**AIM OF THE EXERCISE:**
Lines that include the word "пластмассовых" are the ones to copy.
· · ·
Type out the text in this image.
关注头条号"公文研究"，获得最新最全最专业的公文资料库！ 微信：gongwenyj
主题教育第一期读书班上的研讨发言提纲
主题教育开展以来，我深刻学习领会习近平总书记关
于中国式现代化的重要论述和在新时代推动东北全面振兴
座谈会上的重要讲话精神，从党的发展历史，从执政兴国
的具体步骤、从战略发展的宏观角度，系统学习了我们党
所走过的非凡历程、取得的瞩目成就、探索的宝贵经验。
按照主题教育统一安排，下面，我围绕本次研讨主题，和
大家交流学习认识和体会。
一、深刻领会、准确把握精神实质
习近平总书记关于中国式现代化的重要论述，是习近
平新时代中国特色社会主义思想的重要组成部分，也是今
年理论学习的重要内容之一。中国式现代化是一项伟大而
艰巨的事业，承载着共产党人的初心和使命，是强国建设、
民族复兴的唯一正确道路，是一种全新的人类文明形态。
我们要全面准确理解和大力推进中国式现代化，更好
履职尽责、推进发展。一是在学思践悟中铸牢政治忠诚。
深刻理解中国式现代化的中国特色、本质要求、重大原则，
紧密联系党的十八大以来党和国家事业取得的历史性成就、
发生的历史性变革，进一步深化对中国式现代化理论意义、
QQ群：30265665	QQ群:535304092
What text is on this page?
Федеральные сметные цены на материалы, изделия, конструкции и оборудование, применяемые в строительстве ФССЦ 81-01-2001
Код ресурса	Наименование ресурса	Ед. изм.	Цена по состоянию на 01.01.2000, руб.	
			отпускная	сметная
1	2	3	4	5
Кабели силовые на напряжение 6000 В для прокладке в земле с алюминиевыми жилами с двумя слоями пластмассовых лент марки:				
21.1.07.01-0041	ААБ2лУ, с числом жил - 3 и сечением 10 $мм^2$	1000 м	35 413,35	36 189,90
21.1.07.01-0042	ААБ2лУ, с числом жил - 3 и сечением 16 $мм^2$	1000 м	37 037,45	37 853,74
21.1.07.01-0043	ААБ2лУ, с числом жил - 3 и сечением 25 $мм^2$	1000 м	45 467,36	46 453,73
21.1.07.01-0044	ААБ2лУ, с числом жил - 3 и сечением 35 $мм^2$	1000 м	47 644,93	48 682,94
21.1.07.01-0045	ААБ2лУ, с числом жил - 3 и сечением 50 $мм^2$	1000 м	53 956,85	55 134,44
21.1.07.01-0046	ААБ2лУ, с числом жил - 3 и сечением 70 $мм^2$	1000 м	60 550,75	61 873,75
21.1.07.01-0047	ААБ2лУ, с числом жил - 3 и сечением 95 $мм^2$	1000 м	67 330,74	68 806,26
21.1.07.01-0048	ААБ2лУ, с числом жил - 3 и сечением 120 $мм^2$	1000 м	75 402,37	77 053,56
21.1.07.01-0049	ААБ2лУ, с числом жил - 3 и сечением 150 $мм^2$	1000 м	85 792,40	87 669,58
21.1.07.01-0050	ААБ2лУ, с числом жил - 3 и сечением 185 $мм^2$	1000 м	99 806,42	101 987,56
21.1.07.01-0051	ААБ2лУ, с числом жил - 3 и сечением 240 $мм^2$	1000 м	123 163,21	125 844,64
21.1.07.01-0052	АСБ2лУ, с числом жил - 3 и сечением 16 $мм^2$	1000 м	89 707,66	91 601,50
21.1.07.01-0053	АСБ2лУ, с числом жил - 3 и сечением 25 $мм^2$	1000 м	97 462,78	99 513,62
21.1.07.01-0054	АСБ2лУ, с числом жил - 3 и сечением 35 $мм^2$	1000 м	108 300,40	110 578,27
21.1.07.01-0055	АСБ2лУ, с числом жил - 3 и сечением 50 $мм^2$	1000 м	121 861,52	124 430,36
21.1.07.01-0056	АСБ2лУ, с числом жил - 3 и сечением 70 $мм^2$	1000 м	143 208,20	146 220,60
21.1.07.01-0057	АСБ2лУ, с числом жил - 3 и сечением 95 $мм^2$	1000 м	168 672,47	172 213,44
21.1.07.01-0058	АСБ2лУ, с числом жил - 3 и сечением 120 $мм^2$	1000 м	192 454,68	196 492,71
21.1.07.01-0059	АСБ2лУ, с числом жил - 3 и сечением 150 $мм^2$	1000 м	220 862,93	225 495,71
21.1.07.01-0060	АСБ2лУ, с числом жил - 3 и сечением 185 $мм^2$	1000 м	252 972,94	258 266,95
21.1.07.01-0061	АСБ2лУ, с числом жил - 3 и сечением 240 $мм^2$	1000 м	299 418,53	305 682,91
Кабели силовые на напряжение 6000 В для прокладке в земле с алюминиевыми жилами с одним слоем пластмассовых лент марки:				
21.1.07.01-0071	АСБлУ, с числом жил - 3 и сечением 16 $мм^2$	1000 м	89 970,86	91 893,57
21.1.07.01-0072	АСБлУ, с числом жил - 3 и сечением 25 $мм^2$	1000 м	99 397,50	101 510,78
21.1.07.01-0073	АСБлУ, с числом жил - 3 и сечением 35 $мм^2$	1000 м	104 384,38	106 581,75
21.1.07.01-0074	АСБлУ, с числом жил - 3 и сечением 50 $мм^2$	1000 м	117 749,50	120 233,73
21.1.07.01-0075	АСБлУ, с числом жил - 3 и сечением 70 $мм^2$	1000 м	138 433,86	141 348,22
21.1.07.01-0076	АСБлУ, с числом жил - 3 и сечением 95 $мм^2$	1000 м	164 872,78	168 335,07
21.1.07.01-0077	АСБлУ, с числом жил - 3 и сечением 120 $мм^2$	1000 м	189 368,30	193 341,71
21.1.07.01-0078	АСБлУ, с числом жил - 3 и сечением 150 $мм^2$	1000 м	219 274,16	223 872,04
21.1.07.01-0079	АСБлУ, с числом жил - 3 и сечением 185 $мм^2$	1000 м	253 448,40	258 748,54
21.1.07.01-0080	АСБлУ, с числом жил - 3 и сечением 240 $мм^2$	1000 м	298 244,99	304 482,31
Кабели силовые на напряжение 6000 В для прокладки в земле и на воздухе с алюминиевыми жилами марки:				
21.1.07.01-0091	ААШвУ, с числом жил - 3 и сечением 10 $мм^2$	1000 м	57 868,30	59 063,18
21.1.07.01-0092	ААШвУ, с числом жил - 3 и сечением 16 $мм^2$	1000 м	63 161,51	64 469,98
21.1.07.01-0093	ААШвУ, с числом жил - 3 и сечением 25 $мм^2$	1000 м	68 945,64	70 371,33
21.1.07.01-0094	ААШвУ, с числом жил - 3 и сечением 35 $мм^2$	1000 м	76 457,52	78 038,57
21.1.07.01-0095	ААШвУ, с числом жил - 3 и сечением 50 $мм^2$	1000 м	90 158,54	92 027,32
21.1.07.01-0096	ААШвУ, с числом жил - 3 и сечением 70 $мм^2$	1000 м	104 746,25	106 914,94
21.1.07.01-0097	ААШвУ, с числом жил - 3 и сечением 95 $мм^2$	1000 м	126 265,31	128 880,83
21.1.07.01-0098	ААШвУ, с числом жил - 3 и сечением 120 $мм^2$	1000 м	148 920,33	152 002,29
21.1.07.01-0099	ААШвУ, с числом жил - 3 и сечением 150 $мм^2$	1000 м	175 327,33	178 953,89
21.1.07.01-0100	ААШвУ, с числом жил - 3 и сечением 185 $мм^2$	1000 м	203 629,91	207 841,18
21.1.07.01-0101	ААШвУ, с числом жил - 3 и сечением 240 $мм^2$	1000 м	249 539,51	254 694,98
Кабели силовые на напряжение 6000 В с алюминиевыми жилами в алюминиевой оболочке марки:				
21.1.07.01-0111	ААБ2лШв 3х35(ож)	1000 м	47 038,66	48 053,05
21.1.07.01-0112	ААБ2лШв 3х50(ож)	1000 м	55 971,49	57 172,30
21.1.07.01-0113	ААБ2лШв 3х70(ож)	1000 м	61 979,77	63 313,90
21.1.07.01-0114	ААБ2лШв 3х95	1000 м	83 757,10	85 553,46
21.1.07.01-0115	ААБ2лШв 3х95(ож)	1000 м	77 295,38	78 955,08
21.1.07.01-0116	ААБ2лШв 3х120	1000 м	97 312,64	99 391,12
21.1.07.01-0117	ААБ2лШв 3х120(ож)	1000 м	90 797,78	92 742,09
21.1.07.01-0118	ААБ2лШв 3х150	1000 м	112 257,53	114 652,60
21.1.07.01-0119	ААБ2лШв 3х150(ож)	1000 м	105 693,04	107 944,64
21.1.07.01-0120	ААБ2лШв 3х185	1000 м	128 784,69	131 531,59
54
· · ·
**TASK RESULT:**
Кабели силовые на напряжение 6000 В для прокладке в земле с алюминиевыми жилами с двумя слоями пластмассовых лент марки:				
Кабели силовые на напряжение 6000 В для прокладке в земле с алюминиевыми жилами с одним слоем пластмассовых лент марки:				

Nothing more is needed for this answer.